■ Required task ■
In the data below, set out only the lines from the one containing "x-tick-label: 2026 <box>235 434 268 449</box>" through the one containing "bar-foreign <box>106 119 181 256</box>" as a numbered list, leaving out any blank lines.

START Records to use

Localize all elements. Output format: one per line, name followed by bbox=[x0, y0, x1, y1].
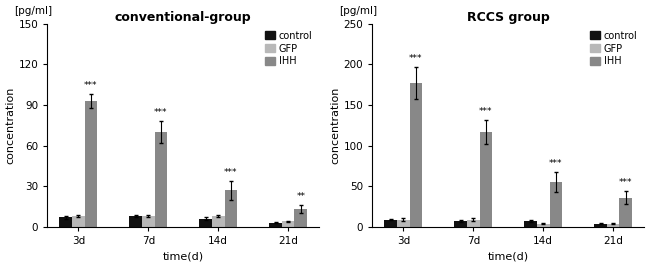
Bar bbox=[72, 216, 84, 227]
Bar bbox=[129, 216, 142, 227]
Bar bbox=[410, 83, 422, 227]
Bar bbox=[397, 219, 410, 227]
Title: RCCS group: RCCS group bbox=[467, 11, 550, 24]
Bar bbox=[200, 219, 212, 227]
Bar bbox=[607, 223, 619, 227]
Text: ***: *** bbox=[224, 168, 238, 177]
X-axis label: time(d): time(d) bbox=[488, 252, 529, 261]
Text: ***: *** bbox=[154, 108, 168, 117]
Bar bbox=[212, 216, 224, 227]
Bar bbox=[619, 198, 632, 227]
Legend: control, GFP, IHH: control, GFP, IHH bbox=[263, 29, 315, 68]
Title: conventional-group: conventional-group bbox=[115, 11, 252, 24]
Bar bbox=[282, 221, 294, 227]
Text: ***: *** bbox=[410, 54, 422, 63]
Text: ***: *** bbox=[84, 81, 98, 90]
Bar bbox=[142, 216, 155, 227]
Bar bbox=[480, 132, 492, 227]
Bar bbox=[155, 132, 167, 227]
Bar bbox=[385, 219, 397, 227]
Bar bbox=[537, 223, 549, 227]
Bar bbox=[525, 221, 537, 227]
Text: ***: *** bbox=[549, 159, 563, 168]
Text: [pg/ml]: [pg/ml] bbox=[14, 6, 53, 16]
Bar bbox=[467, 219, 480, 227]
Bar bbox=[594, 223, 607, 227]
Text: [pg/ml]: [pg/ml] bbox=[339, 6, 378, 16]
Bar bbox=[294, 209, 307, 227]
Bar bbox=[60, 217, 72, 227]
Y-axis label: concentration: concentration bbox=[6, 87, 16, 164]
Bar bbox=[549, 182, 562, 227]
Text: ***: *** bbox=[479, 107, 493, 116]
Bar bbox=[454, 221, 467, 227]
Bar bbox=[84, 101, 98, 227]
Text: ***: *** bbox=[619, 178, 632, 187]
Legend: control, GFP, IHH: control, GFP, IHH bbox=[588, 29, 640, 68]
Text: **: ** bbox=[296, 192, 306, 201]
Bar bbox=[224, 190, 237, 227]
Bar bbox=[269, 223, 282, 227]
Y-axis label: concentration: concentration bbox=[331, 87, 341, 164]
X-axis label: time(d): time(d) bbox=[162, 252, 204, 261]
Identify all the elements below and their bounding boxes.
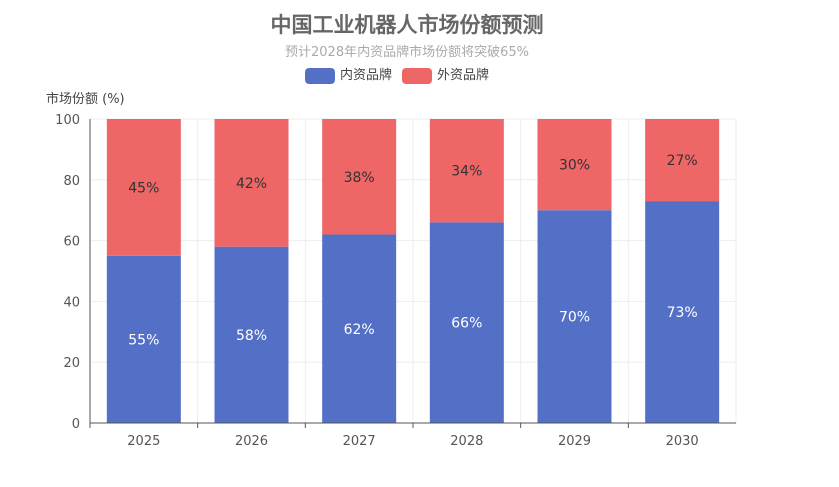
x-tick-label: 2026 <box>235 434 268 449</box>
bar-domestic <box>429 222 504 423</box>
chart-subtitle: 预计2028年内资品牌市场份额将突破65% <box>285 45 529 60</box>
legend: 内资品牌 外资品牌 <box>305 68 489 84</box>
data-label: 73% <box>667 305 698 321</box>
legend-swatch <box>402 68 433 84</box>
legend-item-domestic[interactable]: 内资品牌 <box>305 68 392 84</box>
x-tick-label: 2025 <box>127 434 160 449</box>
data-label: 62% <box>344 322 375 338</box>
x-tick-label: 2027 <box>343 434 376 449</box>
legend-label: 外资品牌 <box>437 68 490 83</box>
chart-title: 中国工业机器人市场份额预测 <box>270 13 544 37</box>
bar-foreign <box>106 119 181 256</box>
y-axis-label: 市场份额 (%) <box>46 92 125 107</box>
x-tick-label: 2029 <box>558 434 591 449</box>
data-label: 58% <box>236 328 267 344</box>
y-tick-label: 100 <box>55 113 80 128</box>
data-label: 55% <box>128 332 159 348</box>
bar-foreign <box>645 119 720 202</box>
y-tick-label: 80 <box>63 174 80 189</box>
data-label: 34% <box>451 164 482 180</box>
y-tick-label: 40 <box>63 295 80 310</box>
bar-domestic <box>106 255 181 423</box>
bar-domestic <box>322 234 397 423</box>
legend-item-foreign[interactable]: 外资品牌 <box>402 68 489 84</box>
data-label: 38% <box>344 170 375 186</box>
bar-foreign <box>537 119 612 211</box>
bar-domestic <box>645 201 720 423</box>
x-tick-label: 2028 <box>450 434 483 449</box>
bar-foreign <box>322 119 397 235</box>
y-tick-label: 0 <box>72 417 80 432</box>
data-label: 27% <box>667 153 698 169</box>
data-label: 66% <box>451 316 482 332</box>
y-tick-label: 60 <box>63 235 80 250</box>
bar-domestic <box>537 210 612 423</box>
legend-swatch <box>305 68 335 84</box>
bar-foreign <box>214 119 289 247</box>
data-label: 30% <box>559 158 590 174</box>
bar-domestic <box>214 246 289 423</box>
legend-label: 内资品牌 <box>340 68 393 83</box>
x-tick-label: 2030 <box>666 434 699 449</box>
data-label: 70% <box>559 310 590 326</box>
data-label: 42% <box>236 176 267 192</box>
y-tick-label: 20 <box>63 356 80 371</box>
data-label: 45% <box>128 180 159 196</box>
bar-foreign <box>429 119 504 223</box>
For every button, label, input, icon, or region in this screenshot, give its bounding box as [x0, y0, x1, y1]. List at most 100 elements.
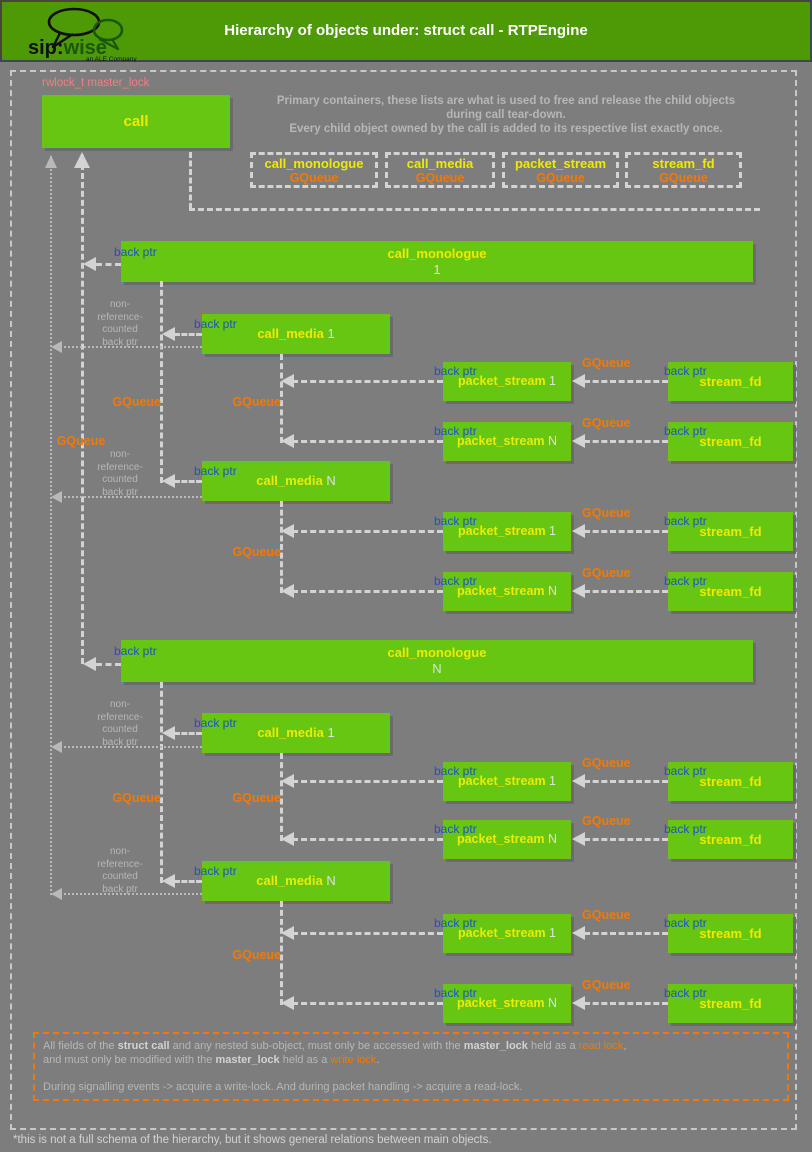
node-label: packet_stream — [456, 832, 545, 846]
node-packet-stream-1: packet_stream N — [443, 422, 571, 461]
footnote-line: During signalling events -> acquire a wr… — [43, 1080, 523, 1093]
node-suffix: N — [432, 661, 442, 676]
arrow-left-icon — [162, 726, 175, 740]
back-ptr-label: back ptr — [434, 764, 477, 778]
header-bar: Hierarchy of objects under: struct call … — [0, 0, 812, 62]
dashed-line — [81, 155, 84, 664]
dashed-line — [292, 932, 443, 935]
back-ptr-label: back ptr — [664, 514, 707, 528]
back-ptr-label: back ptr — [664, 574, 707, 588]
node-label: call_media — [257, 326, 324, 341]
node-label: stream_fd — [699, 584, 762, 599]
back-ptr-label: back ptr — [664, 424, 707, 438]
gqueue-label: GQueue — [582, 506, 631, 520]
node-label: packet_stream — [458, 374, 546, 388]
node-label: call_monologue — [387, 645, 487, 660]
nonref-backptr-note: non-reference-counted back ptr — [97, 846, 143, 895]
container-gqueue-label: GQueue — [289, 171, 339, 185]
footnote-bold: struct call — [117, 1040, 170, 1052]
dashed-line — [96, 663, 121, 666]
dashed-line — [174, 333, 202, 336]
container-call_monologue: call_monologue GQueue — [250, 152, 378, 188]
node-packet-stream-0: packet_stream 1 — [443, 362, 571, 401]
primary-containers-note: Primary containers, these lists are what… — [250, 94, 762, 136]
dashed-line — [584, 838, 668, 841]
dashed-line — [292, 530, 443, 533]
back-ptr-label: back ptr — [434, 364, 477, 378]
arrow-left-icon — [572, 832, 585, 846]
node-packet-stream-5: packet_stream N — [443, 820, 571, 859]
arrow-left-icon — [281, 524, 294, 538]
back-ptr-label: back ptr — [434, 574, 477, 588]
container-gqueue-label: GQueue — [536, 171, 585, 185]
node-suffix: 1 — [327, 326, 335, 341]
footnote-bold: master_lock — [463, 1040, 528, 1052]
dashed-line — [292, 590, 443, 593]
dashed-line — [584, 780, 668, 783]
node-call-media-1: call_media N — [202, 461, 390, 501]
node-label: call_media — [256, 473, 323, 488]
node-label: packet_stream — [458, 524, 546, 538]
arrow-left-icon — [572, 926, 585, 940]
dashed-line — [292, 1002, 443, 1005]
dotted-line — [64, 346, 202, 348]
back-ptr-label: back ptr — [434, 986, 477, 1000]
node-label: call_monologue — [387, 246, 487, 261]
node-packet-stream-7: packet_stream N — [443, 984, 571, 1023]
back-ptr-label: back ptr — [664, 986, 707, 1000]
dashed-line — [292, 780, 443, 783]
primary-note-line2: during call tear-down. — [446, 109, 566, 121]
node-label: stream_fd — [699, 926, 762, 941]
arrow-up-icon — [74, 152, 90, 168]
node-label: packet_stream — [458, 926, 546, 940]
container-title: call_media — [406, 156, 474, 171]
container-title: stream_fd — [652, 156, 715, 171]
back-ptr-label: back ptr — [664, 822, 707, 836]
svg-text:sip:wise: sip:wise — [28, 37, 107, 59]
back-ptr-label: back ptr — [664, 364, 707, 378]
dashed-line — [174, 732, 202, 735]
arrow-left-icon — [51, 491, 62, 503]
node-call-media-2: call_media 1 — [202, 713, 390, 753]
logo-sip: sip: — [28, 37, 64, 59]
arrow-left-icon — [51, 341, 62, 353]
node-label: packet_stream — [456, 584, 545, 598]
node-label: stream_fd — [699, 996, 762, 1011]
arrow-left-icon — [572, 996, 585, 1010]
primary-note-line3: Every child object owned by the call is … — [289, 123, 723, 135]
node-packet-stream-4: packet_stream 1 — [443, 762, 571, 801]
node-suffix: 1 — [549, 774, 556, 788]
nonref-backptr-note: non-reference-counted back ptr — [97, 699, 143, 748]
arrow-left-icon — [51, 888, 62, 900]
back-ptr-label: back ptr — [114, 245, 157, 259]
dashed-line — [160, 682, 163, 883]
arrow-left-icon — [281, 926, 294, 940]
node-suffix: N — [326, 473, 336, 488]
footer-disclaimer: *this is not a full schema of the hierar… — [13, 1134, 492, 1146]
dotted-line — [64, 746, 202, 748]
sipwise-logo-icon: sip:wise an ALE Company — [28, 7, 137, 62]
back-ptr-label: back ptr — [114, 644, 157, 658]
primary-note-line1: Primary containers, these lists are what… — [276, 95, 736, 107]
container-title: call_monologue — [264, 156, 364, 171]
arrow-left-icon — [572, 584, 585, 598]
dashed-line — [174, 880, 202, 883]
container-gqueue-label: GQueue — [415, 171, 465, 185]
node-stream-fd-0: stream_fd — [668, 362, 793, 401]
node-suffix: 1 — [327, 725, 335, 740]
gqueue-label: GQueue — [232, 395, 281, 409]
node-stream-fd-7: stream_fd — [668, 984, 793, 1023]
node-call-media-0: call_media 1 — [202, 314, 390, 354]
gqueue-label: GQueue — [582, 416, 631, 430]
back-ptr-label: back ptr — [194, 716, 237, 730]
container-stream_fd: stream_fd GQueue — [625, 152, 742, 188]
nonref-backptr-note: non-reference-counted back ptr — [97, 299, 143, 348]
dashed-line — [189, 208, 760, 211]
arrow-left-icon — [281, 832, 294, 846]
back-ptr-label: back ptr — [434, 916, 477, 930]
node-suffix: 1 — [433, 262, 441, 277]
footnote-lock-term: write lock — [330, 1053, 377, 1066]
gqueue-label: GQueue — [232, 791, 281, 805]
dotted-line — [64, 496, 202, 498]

END Records to use

■ Exercise result ■
1. x-tick-label: 2026 <box>235 434 268 449</box>
2. bar-domestic <box>429 222 504 423</box>
3. chart-subtitle: 预计2028年内资品牌市场份额将突破65% <box>285 45 529 60</box>
4. legend: 内资品牌 外资品牌 <box>305 68 489 84</box>
5. data-label: 73% <box>667 305 698 321</box>
6. legend-swatch <box>402 68 433 84</box>
7. legend-item-domestic[interactable]: 内资品牌 <box>305 68 392 84</box>
8. x-tick-label: 2025 <box>127 434 160 449</box>
9. data-label: 62% <box>344 322 375 338</box>
10. x-tick-label: 2027 <box>343 434 376 449</box>
11. legend-label: 外资品牌 <box>437 68 490 83</box>
12. chart-title: 中国工业机器人市场份额预测 <box>270 13 544 37</box>
13. bar-foreign <box>106 119 181 256</box>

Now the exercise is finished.